= The request =
Transcribe the records that follow in their entirety, omitting any pictures.

= Records supplied =

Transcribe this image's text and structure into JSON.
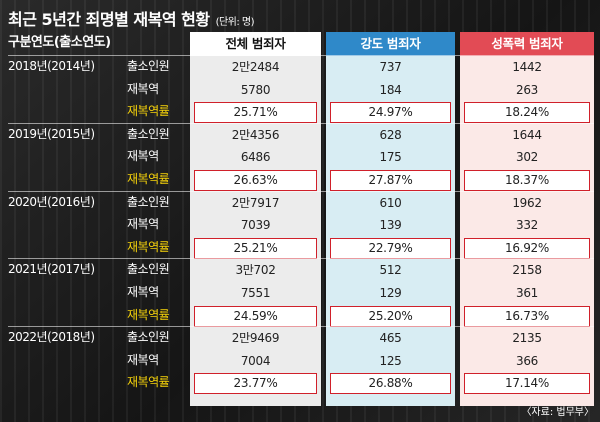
{
  "title": "최근 5년간 죄명별 재복역 현황",
  "unit": "(단위: 명)",
  "header": {
    "category": "구분연도(출소연도)",
    "columns": [
      "전체 범죄자",
      "강도 범죄자",
      "성폭력 범죄자"
    ]
  },
  "row_labels": [
    "출소인원",
    "재복역",
    "재복역률"
  ],
  "groups": [
    {
      "year": "2018년(2014년)",
      "values": [
        [
          "2만2484",
          "737",
          "1442"
        ],
        [
          "5780",
          "184",
          "263"
        ],
        [
          "25.71%",
          "24.97%",
          "18.24%"
        ]
      ]
    },
    {
      "year": "2019년(2015년)",
      "values": [
        [
          "2만4356",
          "628",
          "1644"
        ],
        [
          "6486",
          "175",
          "302"
        ],
        [
          "26.63%",
          "27.87%",
          "18.37%"
        ]
      ]
    },
    {
      "year": "2020년(2016년)",
      "values": [
        [
          "2만7917",
          "610",
          "1962"
        ],
        [
          "7039",
          "139",
          "332"
        ],
        [
          "25.21%",
          "22.79%",
          "16.92%"
        ]
      ]
    },
    {
      "year": "2021년(2017년)",
      "values": [
        [
          "3만702",
          "512",
          "2158"
        ],
        [
          "7551",
          "129",
          "361"
        ],
        [
          "24.59%",
          "25.20%",
          "16.73%"
        ]
      ]
    },
    {
      "year": "2022년(2018년)",
      "values": [
        [
          "2만9469",
          "465",
          "2135"
        ],
        [
          "7004",
          "125",
          "366"
        ],
        [
          "23.77%",
          "26.88%",
          "17.14%"
        ]
      ]
    }
  ],
  "source": "〈자료: 법무부〉",
  "colors": {
    "total_header": "#ffffff",
    "robbery_header": "#2f89c9",
    "sexual_header": "#e24b55",
    "rate_label": "#f5d20a",
    "rate_border": "#d0202a"
  }
}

= Result =
Transcribe this image's text and structure into JSON.
{
  "title": "최근 5년간 죄명별 재복역 현황",
  "unit": "(단위: 명)",
  "header": {
    "category": "구분연도(출소연도)",
    "columns": [
      "전체 범죄자",
      "강도 범죄자",
      "성폭력 범죄자"
    ]
  },
  "row_labels": [
    "출소인원",
    "재복역",
    "재복역률"
  ],
  "groups": [
    {
      "year": "2018년(2014년)",
      "values": [
        [
          "2만2484",
          "737",
          "1442"
        ],
        [
          "5780",
          "184",
          "263"
        ],
        [
          "25.71%",
          "24.97%",
          "18.24%"
        ]
      ]
    },
    {
      "year": "2019년(2015년)",
      "values": [
        [
          "2만4356",
          "628",
          "1644"
        ],
        [
          "6486",
          "175",
          "302"
        ],
        [
          "26.63%",
          "27.87%",
          "18.37%"
        ]
      ]
    },
    {
      "year": "2020년(2016년)",
      "values": [
        [
          "2만7917",
          "610",
          "1962"
        ],
        [
          "7039",
          "139",
          "332"
        ],
        [
          "25.21%",
          "22.79%",
          "16.92%"
        ]
      ]
    },
    {
      "year": "2021년(2017년)",
      "values": [
        [
          "3만702",
          "512",
          "2158"
        ],
        [
          "7551",
          "129",
          "361"
        ],
        [
          "24.59%",
          "25.20%",
          "16.73%"
        ]
      ]
    },
    {
      "year": "2022년(2018년)",
      "values": [
        [
          "2만9469",
          "465",
          "2135"
        ],
        [
          "7004",
          "125",
          "366"
        ],
        [
          "23.77%",
          "26.88%",
          "17.14%"
        ]
      ]
    }
  ],
  "source": "〈자료: 법무부〉",
  "colors": {
    "total_header": "#ffffff",
    "robbery_header": "#2f89c9",
    "sexual_header": "#e24b55",
    "rate_label": "#f5d20a",
    "rate_border": "#d0202a"
  }
}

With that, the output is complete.